** Begin DATASET RECORDS **
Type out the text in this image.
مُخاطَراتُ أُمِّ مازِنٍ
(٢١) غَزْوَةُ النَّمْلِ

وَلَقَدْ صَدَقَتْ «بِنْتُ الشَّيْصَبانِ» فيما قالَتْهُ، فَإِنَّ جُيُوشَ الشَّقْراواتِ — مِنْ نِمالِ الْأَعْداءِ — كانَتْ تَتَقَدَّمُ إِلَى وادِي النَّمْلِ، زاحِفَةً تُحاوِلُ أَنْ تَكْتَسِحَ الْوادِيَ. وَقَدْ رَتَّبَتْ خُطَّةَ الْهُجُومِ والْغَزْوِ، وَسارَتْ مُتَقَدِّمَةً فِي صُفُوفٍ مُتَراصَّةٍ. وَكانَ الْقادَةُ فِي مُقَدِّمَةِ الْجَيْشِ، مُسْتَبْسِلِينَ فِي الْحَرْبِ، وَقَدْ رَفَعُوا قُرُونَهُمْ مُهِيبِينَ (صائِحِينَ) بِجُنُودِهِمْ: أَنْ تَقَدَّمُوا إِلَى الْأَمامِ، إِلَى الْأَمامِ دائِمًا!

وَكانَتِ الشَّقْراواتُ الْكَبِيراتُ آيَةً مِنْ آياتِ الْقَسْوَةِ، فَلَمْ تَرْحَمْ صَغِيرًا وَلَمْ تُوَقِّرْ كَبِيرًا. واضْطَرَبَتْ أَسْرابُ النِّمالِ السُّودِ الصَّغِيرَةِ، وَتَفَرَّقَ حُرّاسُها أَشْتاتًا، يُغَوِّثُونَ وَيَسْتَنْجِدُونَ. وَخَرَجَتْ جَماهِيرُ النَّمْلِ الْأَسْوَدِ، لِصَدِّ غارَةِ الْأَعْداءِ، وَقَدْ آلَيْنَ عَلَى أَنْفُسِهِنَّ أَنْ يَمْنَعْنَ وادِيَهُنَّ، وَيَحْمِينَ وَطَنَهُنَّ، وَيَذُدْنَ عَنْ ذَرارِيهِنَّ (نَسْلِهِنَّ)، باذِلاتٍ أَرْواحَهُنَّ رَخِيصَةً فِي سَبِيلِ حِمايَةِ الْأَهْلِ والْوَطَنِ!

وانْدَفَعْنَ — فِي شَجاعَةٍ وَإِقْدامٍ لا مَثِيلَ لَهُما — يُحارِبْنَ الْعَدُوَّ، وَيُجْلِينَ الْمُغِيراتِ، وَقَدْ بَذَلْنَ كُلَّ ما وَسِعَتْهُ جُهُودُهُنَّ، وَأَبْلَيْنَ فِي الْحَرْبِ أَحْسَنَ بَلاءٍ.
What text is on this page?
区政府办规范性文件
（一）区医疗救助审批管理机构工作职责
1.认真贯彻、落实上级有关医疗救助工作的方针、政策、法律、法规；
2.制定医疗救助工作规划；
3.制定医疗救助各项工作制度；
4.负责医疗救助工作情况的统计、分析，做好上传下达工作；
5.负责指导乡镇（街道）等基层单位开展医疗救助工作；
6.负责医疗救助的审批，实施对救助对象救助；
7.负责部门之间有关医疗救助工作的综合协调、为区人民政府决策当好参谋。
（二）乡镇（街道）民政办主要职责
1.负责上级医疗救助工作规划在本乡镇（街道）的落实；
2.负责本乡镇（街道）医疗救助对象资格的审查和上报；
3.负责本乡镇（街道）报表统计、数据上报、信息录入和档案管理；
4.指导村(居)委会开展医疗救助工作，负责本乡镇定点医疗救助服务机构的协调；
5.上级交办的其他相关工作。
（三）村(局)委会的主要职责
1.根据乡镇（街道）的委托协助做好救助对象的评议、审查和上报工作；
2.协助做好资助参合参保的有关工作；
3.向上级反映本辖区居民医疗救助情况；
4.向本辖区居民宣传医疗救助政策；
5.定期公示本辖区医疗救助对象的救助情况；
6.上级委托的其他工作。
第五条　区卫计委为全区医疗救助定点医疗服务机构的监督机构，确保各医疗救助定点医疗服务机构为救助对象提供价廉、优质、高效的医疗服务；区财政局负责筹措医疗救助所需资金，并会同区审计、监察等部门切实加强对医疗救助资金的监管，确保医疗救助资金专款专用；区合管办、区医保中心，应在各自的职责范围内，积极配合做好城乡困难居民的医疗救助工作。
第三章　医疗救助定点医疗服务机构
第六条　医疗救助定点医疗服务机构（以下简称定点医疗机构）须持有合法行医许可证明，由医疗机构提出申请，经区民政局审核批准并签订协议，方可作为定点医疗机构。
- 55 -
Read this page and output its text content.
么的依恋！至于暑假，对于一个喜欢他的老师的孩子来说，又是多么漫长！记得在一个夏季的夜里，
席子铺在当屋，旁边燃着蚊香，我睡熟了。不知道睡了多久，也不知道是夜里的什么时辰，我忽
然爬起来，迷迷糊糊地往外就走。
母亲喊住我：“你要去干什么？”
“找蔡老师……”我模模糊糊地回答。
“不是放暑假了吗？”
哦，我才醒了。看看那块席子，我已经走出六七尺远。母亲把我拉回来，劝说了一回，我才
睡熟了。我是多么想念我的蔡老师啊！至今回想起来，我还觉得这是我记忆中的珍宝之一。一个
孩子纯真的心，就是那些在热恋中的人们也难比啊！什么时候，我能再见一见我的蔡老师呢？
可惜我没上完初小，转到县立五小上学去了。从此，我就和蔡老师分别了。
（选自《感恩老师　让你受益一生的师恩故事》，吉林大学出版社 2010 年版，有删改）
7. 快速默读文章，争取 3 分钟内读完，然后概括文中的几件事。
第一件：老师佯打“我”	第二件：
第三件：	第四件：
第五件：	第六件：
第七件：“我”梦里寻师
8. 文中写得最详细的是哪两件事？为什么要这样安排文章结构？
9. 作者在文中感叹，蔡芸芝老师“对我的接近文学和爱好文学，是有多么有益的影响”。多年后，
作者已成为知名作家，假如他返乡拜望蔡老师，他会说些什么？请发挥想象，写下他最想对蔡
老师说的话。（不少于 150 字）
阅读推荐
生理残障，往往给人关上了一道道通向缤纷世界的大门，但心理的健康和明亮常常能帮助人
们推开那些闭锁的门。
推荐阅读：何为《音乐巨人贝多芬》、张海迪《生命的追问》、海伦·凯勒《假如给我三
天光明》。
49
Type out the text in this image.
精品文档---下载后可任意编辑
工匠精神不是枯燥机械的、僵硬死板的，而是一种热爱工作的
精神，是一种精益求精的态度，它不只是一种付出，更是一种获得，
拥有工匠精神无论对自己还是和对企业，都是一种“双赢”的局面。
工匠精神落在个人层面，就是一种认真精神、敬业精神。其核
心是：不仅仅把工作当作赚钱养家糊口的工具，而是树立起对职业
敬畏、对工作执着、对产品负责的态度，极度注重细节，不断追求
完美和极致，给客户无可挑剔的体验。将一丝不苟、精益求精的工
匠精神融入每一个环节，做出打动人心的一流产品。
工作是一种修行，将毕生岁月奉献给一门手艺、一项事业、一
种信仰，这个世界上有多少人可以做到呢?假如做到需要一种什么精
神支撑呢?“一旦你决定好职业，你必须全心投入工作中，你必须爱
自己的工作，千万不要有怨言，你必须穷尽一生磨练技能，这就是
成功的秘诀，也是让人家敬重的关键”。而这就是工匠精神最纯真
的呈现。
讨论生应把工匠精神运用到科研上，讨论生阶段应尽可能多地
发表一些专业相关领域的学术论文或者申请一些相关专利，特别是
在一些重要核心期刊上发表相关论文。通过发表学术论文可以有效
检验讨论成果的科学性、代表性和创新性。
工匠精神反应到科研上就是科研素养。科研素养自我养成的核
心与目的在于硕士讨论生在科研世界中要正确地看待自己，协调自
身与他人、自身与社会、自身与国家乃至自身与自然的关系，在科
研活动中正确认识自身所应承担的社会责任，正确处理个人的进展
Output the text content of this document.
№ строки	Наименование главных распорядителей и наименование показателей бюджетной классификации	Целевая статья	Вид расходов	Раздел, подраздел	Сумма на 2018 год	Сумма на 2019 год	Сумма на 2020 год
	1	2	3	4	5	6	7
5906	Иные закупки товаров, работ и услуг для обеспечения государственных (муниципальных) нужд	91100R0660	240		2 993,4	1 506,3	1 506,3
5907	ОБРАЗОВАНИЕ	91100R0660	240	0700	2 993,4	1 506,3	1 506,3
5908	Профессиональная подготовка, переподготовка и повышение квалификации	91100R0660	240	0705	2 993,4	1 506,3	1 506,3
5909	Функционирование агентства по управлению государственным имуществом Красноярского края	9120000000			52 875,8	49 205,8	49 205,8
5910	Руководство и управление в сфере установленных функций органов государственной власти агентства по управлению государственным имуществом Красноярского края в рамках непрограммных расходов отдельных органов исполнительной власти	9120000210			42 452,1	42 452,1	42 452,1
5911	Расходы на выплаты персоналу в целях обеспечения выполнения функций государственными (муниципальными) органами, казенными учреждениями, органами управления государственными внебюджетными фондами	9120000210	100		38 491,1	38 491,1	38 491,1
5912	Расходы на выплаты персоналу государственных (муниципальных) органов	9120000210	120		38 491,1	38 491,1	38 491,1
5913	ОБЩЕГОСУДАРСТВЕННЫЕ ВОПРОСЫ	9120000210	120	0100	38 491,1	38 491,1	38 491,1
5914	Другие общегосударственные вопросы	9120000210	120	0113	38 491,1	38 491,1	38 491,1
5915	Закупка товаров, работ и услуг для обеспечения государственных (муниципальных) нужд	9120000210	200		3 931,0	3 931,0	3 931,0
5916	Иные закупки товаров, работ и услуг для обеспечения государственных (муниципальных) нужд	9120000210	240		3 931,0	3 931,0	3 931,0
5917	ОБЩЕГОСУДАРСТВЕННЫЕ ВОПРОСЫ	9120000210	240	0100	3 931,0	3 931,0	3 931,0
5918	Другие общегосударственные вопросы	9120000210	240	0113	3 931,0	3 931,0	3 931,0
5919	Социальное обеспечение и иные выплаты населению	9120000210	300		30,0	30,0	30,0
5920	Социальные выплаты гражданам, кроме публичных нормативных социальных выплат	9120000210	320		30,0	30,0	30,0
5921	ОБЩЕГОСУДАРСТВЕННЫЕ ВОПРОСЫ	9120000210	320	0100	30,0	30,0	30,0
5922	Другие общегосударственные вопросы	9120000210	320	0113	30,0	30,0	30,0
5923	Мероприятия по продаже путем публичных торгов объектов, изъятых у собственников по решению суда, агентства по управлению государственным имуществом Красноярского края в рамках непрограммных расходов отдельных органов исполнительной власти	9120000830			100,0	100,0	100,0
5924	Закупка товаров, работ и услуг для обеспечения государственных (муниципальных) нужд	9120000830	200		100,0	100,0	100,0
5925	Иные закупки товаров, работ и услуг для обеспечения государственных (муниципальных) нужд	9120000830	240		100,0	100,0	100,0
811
** End DATASET RECORDS **
TO BE DONE:
Find every line that has "функций" in it, then return those lines.

RESPONSE:
5910	Руководство и управление в сфере установленных функций органов государственной власти агентства по управлению государственным имуществом Красноярского края в рамках непрограммных расходов отдельных органов исполнительной власти	9120000210			42 452,1	42 452,1	42 452,1
5911	Расходы на выплаты персоналу в целях обеспечения выполнения функций государственными (муниципальными) органами, казенными учреждениями, органами управления государственными внебюджетными фондами	9120000210	100		38 491,1	38 491,1	38 491,1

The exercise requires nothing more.